[Record excerpts start]
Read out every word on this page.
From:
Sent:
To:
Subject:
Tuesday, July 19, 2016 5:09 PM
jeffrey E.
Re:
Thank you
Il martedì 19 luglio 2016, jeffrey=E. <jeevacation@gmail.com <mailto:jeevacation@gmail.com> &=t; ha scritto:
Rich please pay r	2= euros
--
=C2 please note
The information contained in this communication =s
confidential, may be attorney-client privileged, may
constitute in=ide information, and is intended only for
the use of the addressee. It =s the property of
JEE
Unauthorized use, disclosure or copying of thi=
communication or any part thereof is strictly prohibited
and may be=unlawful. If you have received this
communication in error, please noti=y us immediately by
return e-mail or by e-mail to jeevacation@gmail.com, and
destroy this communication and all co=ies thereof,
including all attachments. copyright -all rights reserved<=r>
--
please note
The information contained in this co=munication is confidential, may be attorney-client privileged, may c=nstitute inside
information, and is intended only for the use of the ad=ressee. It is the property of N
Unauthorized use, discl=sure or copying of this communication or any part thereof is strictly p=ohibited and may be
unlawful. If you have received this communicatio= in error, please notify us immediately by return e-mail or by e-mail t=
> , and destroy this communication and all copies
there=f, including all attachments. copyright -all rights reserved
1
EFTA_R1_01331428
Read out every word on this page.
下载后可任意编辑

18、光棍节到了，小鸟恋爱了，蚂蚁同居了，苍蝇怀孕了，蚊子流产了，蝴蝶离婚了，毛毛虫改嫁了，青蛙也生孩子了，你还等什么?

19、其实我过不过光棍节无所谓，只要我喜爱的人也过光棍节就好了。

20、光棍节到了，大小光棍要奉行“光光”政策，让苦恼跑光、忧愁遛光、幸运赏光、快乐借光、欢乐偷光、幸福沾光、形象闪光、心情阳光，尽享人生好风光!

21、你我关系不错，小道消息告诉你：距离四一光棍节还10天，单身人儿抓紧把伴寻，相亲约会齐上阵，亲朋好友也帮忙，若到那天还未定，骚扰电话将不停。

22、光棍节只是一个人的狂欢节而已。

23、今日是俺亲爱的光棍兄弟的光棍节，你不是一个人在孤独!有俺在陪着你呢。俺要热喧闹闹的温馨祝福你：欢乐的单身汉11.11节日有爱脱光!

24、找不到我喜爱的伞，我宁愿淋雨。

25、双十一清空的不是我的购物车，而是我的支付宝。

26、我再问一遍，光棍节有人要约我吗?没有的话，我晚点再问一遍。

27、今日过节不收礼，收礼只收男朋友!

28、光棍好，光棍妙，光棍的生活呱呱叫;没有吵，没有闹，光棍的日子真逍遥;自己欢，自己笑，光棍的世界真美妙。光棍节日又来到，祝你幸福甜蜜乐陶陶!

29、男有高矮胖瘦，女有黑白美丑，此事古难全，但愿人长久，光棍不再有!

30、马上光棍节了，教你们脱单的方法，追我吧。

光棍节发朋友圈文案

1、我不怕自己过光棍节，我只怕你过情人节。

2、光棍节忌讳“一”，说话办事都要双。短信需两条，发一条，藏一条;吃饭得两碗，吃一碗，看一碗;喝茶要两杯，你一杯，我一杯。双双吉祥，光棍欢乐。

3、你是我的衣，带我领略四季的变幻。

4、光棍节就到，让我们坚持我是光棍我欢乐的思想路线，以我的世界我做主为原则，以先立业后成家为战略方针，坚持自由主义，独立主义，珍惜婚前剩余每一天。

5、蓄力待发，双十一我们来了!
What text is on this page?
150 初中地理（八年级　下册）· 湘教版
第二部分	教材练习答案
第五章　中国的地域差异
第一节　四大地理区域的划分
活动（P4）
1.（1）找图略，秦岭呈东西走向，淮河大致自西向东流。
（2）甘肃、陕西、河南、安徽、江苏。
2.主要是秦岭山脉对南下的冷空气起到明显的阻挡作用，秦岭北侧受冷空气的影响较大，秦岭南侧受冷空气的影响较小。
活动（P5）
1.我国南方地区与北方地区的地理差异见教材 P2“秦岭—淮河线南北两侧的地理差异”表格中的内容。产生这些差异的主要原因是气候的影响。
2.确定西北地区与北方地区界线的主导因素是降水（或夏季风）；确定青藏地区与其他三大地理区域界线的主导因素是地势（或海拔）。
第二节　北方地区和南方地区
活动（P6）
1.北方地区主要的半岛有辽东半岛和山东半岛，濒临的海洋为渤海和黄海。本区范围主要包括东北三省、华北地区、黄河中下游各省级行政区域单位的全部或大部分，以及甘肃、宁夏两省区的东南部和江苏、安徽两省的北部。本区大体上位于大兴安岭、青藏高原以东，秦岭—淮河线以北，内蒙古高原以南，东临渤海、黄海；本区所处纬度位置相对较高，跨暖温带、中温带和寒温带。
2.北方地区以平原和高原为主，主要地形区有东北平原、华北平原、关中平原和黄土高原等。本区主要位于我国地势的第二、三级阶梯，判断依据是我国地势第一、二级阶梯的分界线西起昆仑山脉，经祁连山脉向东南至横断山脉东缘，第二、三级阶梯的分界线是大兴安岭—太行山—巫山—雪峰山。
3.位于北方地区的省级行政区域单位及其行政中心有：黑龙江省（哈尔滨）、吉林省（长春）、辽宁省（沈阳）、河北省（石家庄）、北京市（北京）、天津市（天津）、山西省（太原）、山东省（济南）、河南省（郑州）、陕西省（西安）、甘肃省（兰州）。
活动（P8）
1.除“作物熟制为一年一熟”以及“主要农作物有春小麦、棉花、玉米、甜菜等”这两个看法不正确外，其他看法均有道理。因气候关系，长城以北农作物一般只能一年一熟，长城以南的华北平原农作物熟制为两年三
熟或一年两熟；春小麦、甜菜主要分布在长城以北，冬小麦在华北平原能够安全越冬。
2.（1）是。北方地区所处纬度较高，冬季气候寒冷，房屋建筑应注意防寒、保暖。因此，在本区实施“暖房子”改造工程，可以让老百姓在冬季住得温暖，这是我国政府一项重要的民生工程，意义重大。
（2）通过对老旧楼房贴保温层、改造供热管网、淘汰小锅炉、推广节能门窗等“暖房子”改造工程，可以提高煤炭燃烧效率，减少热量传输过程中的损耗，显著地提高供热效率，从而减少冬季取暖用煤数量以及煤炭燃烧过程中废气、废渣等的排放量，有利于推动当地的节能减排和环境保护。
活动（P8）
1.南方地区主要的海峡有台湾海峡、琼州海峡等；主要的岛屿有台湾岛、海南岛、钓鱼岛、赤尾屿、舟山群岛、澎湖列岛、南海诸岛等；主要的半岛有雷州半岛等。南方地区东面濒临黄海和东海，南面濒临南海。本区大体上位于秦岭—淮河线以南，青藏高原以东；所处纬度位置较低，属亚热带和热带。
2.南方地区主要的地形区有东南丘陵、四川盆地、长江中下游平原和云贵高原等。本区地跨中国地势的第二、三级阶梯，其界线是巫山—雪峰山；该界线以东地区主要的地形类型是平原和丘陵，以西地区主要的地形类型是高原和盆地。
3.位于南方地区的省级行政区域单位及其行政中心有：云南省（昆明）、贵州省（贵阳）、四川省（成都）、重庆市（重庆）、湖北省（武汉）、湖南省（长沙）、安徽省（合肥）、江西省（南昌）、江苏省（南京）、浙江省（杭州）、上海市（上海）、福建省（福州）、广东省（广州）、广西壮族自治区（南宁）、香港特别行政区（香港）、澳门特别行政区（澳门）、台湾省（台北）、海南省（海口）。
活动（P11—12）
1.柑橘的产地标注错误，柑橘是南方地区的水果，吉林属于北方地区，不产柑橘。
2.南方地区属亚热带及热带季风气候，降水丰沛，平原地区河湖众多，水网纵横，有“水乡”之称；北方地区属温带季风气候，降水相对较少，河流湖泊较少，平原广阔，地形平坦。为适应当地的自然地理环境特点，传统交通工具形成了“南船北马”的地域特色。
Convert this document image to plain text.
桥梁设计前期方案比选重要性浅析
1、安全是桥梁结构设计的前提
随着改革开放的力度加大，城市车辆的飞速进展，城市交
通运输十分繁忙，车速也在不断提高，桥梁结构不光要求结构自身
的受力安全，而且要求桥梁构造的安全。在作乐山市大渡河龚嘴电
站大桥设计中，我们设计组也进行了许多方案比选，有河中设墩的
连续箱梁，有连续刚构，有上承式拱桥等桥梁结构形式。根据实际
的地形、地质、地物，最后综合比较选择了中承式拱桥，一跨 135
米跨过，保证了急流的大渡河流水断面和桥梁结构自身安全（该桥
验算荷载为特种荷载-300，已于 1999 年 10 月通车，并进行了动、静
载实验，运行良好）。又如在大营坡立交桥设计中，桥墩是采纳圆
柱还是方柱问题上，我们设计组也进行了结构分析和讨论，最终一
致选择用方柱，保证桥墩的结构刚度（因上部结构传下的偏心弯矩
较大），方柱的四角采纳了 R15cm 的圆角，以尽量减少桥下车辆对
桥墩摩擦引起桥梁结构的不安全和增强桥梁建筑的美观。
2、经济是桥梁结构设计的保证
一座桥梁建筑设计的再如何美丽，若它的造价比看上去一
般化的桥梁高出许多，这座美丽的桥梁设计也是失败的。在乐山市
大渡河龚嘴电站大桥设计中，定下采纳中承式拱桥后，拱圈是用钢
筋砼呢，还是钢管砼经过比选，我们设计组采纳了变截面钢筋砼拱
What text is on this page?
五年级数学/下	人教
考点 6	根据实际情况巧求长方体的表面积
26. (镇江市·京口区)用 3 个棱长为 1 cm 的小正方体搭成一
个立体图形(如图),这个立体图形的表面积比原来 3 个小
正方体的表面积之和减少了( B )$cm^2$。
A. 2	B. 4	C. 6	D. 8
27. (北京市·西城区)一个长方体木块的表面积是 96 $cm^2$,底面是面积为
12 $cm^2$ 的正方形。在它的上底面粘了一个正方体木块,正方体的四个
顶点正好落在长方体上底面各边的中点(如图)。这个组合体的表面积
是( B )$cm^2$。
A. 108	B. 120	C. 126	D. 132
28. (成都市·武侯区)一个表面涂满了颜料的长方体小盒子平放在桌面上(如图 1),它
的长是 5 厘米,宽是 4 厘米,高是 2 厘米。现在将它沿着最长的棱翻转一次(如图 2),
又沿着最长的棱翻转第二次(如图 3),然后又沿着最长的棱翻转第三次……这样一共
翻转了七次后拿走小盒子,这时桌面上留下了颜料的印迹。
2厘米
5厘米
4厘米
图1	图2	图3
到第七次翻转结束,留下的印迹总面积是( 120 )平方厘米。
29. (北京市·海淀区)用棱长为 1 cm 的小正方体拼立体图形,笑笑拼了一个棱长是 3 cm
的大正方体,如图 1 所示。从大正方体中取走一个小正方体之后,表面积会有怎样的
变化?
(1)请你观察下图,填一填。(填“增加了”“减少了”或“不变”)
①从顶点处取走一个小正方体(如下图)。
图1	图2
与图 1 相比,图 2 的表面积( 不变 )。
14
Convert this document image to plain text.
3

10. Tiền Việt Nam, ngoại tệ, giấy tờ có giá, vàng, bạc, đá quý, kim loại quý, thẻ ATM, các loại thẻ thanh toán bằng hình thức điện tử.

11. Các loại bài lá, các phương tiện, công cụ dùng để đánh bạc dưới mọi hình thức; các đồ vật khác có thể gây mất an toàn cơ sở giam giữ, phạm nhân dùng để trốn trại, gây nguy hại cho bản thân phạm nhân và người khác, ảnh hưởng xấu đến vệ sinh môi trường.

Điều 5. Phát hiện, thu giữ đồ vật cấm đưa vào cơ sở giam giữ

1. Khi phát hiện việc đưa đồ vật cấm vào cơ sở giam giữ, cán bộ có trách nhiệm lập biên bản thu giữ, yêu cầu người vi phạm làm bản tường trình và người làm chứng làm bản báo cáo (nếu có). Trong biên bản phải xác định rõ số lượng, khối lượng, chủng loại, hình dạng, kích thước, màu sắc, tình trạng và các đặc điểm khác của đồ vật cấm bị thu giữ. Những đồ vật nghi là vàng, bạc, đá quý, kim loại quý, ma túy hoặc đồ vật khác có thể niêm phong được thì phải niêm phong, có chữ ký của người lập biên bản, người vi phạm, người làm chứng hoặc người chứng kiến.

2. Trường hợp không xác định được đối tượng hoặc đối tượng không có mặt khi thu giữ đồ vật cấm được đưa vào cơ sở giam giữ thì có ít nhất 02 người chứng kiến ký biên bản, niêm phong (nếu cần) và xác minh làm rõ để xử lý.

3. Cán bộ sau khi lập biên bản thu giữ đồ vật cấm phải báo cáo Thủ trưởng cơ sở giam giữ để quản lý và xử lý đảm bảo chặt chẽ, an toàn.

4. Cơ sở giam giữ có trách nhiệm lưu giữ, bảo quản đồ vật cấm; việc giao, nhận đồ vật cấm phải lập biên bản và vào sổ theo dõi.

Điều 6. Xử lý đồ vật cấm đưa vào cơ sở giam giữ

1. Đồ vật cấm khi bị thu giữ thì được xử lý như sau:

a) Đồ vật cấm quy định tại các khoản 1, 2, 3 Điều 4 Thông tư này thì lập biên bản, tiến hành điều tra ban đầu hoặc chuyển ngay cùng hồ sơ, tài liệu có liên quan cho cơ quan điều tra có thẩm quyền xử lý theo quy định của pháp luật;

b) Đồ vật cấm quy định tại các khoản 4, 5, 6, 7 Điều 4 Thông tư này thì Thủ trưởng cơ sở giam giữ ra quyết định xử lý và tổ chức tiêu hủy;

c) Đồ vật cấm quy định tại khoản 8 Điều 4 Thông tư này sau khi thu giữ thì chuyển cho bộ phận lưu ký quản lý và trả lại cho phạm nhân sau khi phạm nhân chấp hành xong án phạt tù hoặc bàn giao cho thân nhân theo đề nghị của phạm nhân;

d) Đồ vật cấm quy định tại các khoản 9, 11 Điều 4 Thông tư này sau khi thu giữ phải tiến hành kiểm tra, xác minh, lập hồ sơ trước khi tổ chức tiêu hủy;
[Record excerpts end]
> [Aim of the exercise] Within the entries above, work out how many lines contain the word "immediately". The number alone is the answer.

> [Full response] 2